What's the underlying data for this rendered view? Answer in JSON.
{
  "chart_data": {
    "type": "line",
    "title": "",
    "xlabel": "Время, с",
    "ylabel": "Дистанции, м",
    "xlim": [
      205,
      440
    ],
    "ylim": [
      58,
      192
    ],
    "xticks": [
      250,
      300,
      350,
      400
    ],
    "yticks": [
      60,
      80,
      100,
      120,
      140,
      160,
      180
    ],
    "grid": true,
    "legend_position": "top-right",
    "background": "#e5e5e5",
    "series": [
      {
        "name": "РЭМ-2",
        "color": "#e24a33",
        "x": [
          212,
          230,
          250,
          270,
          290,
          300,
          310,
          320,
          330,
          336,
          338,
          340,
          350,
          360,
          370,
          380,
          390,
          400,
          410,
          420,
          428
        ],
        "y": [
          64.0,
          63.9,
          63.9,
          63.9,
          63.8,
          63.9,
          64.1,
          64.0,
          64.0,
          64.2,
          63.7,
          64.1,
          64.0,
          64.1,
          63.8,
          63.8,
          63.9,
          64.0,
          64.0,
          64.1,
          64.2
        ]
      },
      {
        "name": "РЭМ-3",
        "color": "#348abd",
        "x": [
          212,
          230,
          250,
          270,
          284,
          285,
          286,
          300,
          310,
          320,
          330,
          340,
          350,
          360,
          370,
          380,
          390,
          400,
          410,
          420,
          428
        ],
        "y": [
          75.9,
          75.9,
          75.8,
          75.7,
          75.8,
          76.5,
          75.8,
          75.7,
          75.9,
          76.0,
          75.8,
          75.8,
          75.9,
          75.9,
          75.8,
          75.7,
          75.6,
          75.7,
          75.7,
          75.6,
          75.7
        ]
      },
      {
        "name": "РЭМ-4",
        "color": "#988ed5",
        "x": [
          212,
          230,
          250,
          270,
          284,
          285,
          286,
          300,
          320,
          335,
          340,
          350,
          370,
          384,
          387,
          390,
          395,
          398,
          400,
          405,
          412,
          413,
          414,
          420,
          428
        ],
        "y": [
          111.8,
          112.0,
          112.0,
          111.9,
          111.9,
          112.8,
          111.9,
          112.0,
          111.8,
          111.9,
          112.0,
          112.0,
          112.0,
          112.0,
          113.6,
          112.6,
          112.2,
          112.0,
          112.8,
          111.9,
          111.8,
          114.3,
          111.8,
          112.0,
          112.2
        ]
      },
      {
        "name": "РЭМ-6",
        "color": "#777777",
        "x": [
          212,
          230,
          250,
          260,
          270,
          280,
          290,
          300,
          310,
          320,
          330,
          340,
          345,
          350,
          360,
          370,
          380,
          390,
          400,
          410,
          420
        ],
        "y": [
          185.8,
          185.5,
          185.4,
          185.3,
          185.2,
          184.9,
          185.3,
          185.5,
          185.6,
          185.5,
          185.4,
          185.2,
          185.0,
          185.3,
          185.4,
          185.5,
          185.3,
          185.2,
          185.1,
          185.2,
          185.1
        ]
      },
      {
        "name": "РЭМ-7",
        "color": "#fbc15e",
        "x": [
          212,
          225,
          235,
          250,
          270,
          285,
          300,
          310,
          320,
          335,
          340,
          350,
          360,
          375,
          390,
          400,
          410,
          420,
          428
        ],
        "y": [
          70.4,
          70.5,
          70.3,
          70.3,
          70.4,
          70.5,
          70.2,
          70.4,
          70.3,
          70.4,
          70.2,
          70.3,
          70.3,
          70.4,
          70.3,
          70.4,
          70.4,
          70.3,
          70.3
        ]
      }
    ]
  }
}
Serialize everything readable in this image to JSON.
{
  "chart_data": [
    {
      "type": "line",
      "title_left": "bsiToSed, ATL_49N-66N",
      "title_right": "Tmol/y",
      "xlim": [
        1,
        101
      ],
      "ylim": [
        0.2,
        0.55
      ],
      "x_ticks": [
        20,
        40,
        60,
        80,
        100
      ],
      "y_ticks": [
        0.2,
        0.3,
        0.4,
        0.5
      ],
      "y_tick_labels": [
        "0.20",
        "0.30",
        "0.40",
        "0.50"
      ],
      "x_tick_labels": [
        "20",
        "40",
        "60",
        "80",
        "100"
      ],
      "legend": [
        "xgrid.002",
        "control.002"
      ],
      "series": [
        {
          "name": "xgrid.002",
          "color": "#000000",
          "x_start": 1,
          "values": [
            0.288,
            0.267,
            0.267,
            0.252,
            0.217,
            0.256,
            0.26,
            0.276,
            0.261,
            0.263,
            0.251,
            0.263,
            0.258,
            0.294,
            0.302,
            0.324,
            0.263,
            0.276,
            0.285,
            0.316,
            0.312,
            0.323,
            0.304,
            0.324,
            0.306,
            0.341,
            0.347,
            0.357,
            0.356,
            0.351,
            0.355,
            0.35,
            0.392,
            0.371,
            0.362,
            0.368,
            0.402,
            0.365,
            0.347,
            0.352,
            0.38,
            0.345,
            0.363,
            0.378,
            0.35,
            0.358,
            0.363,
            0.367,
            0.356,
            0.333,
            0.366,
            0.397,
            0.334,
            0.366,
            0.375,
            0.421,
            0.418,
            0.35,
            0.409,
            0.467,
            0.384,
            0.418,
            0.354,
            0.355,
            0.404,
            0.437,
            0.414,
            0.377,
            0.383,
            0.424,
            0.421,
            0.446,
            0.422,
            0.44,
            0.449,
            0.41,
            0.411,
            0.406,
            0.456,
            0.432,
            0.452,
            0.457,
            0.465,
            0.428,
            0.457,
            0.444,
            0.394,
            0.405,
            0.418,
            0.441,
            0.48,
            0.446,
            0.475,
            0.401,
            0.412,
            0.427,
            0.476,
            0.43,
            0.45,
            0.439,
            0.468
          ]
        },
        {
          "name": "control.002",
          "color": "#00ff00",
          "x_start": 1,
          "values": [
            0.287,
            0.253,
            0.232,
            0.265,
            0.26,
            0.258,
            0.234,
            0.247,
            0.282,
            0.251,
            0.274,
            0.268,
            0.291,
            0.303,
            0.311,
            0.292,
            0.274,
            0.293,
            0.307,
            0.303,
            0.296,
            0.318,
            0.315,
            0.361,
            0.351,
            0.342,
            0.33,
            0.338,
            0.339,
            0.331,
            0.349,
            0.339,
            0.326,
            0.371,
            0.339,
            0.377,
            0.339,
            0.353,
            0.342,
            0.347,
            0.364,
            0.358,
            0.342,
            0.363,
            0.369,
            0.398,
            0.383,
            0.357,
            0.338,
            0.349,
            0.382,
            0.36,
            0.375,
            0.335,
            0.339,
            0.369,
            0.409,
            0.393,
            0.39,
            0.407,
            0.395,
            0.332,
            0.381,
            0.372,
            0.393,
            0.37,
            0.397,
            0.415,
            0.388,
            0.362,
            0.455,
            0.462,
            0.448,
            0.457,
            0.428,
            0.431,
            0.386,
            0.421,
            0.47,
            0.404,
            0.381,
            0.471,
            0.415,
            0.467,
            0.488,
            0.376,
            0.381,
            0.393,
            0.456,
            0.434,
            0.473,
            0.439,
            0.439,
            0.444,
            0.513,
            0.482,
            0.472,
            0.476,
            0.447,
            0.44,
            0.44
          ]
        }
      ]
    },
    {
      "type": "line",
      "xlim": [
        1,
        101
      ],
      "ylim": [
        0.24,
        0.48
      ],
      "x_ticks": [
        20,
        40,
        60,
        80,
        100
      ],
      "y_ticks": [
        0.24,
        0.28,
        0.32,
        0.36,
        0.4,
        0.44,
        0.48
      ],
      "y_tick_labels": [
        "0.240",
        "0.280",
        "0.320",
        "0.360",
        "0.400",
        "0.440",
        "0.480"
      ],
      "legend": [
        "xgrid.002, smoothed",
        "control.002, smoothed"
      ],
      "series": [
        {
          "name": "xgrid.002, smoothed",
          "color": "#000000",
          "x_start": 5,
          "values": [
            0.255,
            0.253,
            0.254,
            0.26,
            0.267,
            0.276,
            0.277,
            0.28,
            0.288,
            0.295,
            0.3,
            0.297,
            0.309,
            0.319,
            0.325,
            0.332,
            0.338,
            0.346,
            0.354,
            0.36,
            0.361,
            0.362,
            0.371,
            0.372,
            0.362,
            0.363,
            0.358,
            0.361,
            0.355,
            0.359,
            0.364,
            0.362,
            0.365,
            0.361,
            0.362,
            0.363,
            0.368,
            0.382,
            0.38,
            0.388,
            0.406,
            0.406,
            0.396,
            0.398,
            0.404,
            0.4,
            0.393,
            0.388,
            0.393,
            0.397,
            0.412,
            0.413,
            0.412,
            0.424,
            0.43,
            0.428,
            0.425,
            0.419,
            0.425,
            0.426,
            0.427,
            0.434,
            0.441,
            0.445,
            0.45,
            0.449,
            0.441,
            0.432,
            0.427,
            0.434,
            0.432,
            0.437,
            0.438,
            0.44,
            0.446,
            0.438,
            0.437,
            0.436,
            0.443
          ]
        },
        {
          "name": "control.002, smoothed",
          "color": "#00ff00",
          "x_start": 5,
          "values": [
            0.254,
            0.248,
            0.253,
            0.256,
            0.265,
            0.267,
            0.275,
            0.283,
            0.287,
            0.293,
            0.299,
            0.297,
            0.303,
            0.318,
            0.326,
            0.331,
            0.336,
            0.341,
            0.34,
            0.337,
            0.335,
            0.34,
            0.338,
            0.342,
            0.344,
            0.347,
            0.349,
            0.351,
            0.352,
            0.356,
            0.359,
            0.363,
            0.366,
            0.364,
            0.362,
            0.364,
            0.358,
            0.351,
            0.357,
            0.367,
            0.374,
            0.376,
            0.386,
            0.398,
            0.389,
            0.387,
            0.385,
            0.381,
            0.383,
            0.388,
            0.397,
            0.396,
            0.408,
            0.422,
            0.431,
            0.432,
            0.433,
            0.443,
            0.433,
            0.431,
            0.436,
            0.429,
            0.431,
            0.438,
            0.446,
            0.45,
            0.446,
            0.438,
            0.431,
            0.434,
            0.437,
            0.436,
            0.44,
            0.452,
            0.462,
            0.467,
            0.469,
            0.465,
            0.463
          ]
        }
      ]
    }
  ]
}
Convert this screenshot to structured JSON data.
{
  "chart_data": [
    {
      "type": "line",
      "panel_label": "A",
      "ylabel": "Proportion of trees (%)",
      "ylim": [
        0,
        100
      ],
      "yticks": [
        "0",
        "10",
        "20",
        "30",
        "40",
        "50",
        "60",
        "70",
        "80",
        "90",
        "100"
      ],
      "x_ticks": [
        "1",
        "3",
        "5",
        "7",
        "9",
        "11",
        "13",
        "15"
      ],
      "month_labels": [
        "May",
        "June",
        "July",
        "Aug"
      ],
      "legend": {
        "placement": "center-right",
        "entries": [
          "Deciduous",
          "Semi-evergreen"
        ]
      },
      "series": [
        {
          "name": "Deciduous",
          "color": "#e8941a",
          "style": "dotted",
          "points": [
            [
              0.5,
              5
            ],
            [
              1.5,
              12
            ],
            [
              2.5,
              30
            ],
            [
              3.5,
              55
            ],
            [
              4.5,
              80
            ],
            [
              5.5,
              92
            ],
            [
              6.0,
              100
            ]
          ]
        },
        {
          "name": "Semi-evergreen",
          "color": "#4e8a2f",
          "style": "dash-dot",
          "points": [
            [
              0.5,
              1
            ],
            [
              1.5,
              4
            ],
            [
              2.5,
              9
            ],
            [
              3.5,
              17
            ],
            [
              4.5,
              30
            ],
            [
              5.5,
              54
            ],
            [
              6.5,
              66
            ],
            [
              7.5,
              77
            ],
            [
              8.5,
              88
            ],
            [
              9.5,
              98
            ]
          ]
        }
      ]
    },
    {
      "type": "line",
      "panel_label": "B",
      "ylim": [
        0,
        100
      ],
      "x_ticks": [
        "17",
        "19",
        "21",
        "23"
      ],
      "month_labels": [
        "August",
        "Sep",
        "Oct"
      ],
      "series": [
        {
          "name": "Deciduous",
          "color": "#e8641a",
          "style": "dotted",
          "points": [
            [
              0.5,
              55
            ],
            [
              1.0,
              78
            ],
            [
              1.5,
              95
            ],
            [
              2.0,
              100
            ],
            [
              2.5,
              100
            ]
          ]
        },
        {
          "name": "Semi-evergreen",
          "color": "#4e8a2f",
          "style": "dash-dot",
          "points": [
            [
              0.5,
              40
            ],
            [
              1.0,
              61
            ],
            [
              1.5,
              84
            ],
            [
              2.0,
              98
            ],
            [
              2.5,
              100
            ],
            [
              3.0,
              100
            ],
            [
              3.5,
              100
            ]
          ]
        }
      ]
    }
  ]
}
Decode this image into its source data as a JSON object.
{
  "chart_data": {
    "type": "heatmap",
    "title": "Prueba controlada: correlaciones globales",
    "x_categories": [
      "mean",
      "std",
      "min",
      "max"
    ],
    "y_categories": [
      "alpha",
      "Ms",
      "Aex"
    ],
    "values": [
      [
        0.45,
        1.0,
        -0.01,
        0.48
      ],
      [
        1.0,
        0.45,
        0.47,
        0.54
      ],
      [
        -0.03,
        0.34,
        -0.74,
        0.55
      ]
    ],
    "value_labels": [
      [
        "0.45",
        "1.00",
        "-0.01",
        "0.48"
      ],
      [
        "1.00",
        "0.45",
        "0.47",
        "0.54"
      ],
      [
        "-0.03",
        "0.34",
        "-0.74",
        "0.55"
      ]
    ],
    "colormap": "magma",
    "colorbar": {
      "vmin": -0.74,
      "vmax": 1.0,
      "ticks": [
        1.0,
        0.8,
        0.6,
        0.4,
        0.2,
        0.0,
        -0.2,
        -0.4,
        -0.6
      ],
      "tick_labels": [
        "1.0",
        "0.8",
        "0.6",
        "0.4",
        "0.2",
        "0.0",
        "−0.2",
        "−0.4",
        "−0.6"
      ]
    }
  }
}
----------
» **WHAT IS BEING ASKED**
Read through the data and copy every line where "JSON" shows up.

» **RIGHT ANSWER**
What's the underlying data for this rendered view? Answer in JSON.
Serialize everything readable in this image to JSON.
Convert this screenshot to structured JSON data.
Decode this image into its source data as a JSON object.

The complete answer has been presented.